Exercise goal
Compile every line that includes the word "inside".

Input rows
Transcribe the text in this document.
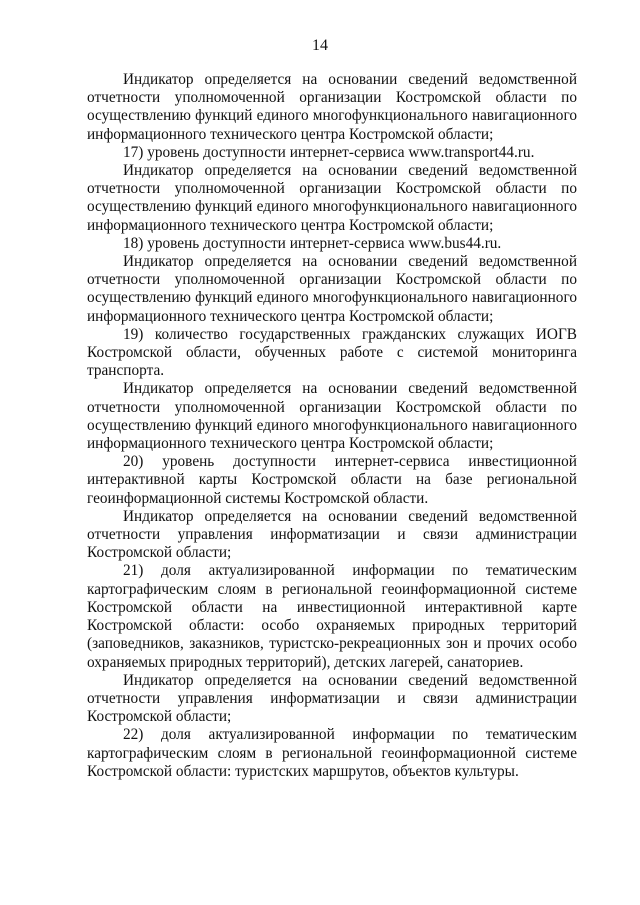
14

Индикатор определяется на основании сведений ведомственной отчетности уполномоченной организации Костромской области по осуществлению функций единого многофункционального навигационного информационного технического центра Костромской области;

17) уровень доступности интернет-сервиса www.transport44.ru.

Индикатор определяется на основании сведений ведомственной отчетности уполномоченной организации Костромской области по осуществлению функций единого многофункционального навигационного информационного технического центра Костромской области;

18) уровень доступности интернет-сервиса www.bus44.ru.

Индикатор определяется на основании сведений ведомственной отчетности уполномоченной организации Костромской области по осуществлению функций единого многофункционального навигационного информационного технического центра Костромской области;

19) количество государственных гражданских служащих ИОГВ Костромской области, обученных работе с системой мониторинга транспорта.

Индикатор определяется на основании сведений ведомственной отчетности уполномоченной организации Костромской области по осуществлению функций единого многофункционального навигационного информационного технического центра Костромской области;

20) уровень доступности интернет-сервиса инвестиционной интерактивной карты Костромской области на базе региональной геоинформационной системы Костромской области.

Индикатор определяется на основании сведений ведомственной отчетности управления информатизации и связи администрации Костромской области;

21) доля актуализированной информации по тематическим картографическим слоям в региональной геоинформационной системе Костромской области на инвестиционной интерактивной карте Костромской области: особо охраняемых природных территорий (заповедников, заказников, туристско-рекреационных зон и прочих особо охраняемых природных территорий), детских лагерей, санаториев.

Индикатор определяется на основании сведений ведомственной отчетности управления информатизации и связи администрации Костромской области;

22) доля актуализированной информации по тематическим картографическим слоям в региональной геоинформационной системе Костромской области: туристских маршрутов, объектов культуры.
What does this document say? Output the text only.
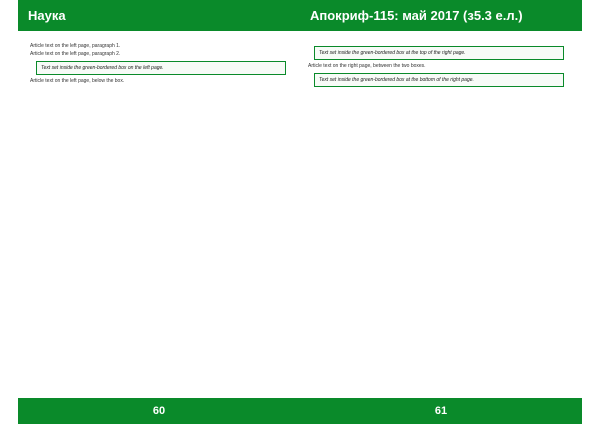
Наука

Article text on the left page, paragraph 1.

Article text on the left page, paragraph 2.

Text set inside the green-bordered box on the left page.

Article text on the left page, below the box.

60
Апокриф-115: май 2017 (з5.3 е.л.)
Text set inside the green-bordered box at the top of the right page.

Article text on the right page, between the two boxes.

Text set inside the green-bordered box at the bottom of the right page.
61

Response to this task
Text set inside the green-bordered box on the left page.
Text set inside the green-bordered box at the top of the right page.
Text set inside the green-bordered box at the bottom of the right page.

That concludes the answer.